What to produce. Without the pictures, copy all the entries below exactly.

Data to use.
⟨
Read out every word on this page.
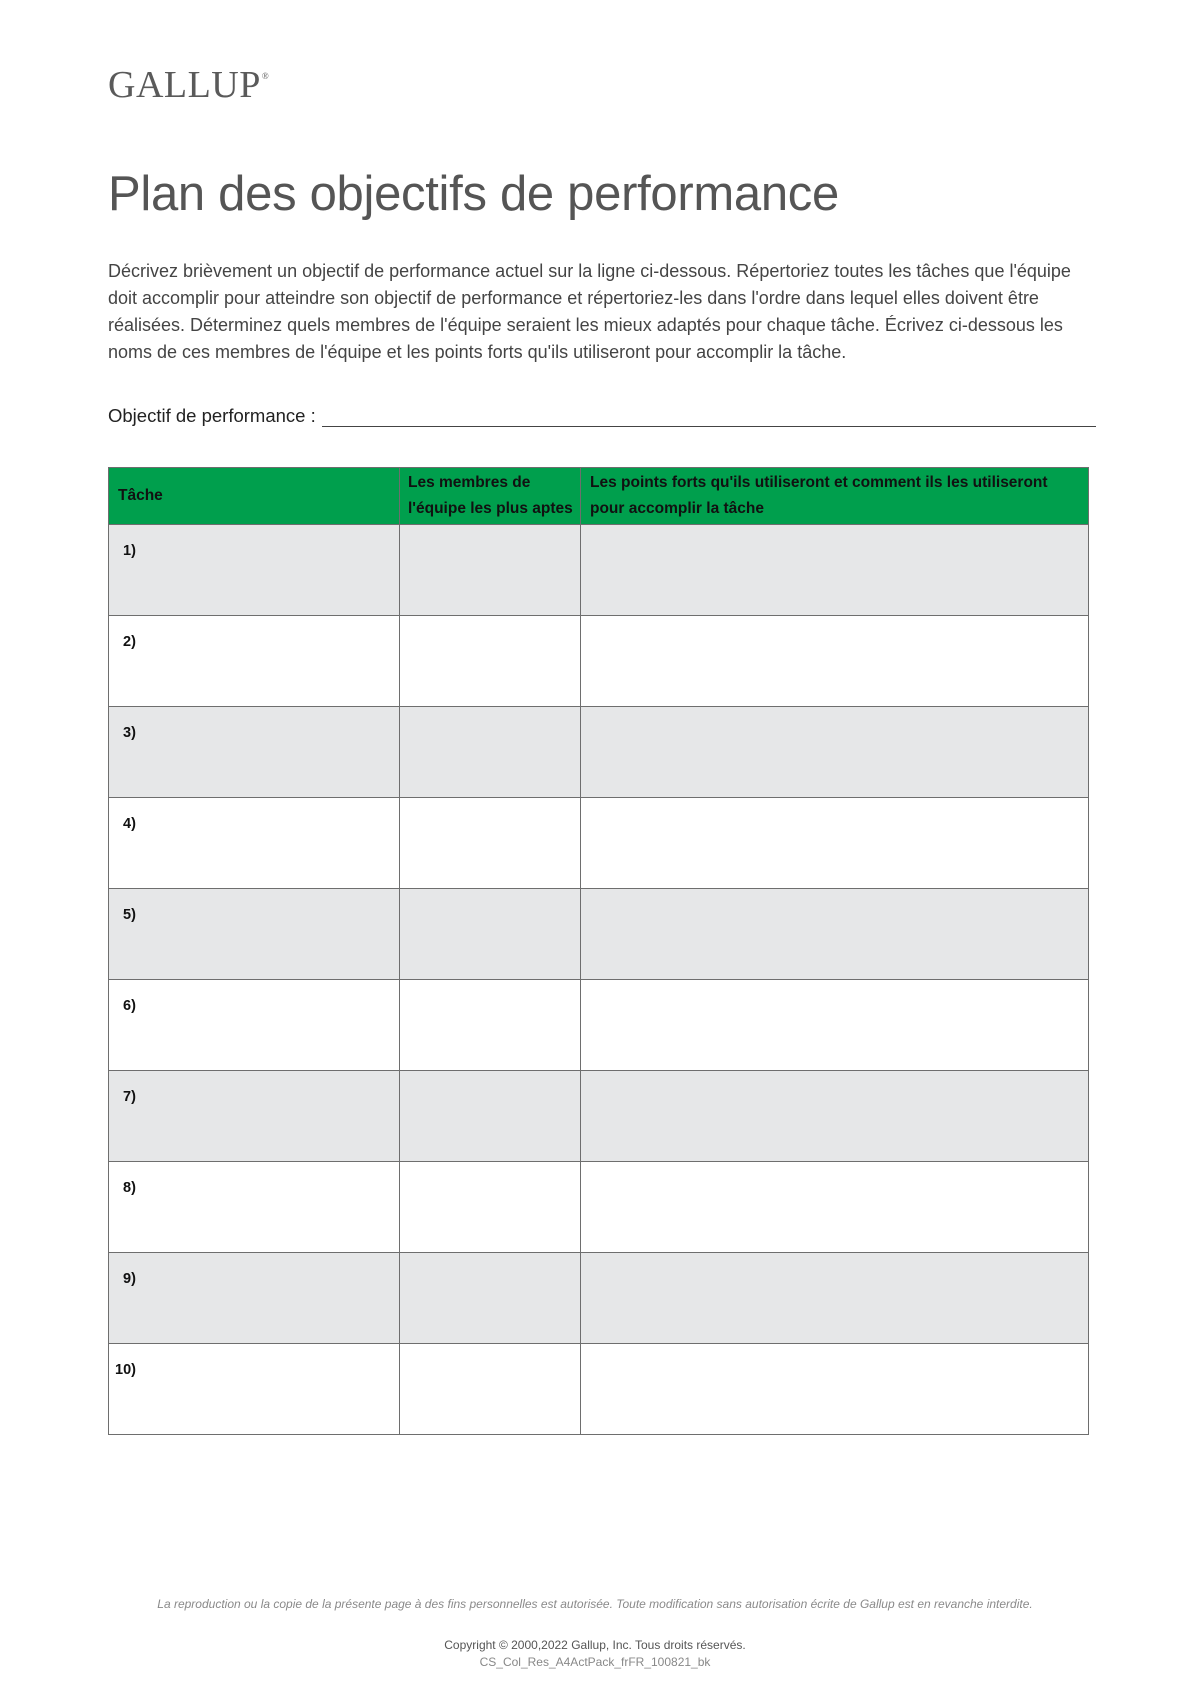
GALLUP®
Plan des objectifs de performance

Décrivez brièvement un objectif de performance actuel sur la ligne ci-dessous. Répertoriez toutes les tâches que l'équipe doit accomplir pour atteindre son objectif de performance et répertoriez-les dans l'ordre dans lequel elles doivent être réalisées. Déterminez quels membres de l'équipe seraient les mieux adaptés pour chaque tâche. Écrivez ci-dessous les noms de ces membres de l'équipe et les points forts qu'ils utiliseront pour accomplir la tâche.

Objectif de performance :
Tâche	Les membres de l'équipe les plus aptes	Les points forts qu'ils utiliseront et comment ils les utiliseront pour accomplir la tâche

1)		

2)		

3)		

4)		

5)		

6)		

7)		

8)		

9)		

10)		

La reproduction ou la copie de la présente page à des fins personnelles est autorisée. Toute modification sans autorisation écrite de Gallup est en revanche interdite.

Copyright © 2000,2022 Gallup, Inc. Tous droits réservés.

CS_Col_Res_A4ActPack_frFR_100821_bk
⟩
Solved problem.
Read out every word on this page.
GALLUP®
Plan des objectifs de performance

Décrivez brièvement un objectif de performance actuel sur la ligne ci-dessous. Répertoriez toutes les tâches que l'équipe doit accomplir pour atteindre son objectif de performance et répertoriez-les dans l'ordre dans lequel elles doivent être réalisées. Déterminez quels membres de l'équipe seraient les mieux adaptés pour chaque tâche. Écrivez ci-dessous les noms de ces membres de l'équipe et les points forts qu'ils utiliseront pour accomplir la tâche.

Objectif de performance :
Tâche	Les membres de l'équipe les plus aptes	Les points forts qu'ils utiliseront et comment ils les utiliseront pour accomplir la tâche

1)		

2)		

3)		

4)		

5)		

6)		

7)		

8)		

9)		

10)		

La reproduction ou la copie de la présente page à des fins personnelles est autorisée. Toute modification sans autorisation écrite de Gallup est en revanche interdite.

Copyright © 2000,2022 Gallup, Inc. Tous droits réservés.

CS_Col_Res_A4ActPack_frFR_100821_bk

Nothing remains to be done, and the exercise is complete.